### DO THIS:
Beginning at the line that contains "Output the text content of this document." and ending at the last line of the entries, write out each line exactly; include nothing outside that span.

### MATERIAL FOR THIS TASK:
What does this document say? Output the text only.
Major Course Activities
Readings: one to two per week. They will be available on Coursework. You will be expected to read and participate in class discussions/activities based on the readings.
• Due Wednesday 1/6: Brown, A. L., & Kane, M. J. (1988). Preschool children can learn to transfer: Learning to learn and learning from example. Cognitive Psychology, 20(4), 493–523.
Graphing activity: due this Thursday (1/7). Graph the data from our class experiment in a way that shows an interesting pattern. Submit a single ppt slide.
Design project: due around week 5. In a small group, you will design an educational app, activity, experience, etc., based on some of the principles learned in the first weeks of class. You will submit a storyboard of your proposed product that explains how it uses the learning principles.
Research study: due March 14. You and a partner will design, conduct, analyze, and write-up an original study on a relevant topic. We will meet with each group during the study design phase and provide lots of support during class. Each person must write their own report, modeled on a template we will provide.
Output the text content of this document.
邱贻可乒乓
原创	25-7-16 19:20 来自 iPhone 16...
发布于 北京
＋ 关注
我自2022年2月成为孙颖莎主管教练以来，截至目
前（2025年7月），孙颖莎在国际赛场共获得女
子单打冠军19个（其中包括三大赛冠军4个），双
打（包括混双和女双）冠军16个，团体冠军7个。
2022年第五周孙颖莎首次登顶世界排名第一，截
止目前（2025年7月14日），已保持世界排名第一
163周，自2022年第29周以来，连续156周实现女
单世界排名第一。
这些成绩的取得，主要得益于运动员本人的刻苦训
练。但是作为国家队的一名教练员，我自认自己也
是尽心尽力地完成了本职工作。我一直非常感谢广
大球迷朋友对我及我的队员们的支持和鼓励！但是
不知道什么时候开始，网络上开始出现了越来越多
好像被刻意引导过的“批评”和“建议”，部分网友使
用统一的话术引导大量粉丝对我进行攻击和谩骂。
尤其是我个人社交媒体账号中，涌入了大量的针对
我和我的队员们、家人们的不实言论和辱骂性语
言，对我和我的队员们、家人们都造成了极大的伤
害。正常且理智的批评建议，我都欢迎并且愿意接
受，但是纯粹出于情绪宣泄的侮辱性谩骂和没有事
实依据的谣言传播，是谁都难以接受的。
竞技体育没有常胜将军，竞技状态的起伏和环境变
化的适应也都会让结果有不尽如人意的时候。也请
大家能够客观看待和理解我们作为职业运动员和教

### FINAL RESULT:
Output the text content of this document.
邱贻可乒乓
原创	25-7-16 19:20 来自 iPhone 16...
发布于 北京
＋ 关注
我自2022年2月成为孙颖莎主管教练以来，截至目
前（2025年7月），孙颖莎在国际赛场共获得女
子单打冠军19个（其中包括三大赛冠军4个），双
打（包括混双和女双）冠军16个，团体冠军7个。
2022年第五周孙颖莎首次登顶世界排名第一，截
止目前（2025年7月14日），已保持世界排名第一
163周，自2022年第29周以来，连续156周实现女
单世界排名第一。
这些成绩的取得，主要得益于运动员本人的刻苦训
练。但是作为国家队的一名教练员，我自认自己也
是尽心尽力地完成了本职工作。我一直非常感谢广
大球迷朋友对我及我的队员们的支持和鼓励！但是
不知道什么时候开始，网络上开始出现了越来越多
好像被刻意引导过的“批评”和“建议”，部分网友使
用统一的话术引导大量粉丝对我进行攻击和谩骂。
尤其是我个人社交媒体账号中，涌入了大量的针对
我和我的队员们、家人们的不实言论和辱骂性语
言，对我和我的队员们、家人们都造成了极大的伤
害。正常且理智的批评建议，我都欢迎并且愿意接
受，但是纯粹出于情绪宣泄的侮辱性谩骂和没有事
实依据的谣言传播，是谁都难以接受的。
竞技体育没有常胜将军，竞技状态的起伏和环境变
化的适应也都会让结果有不尽如人意的时候。也请
大家能够客观看待和理解我们作为职业运动员和教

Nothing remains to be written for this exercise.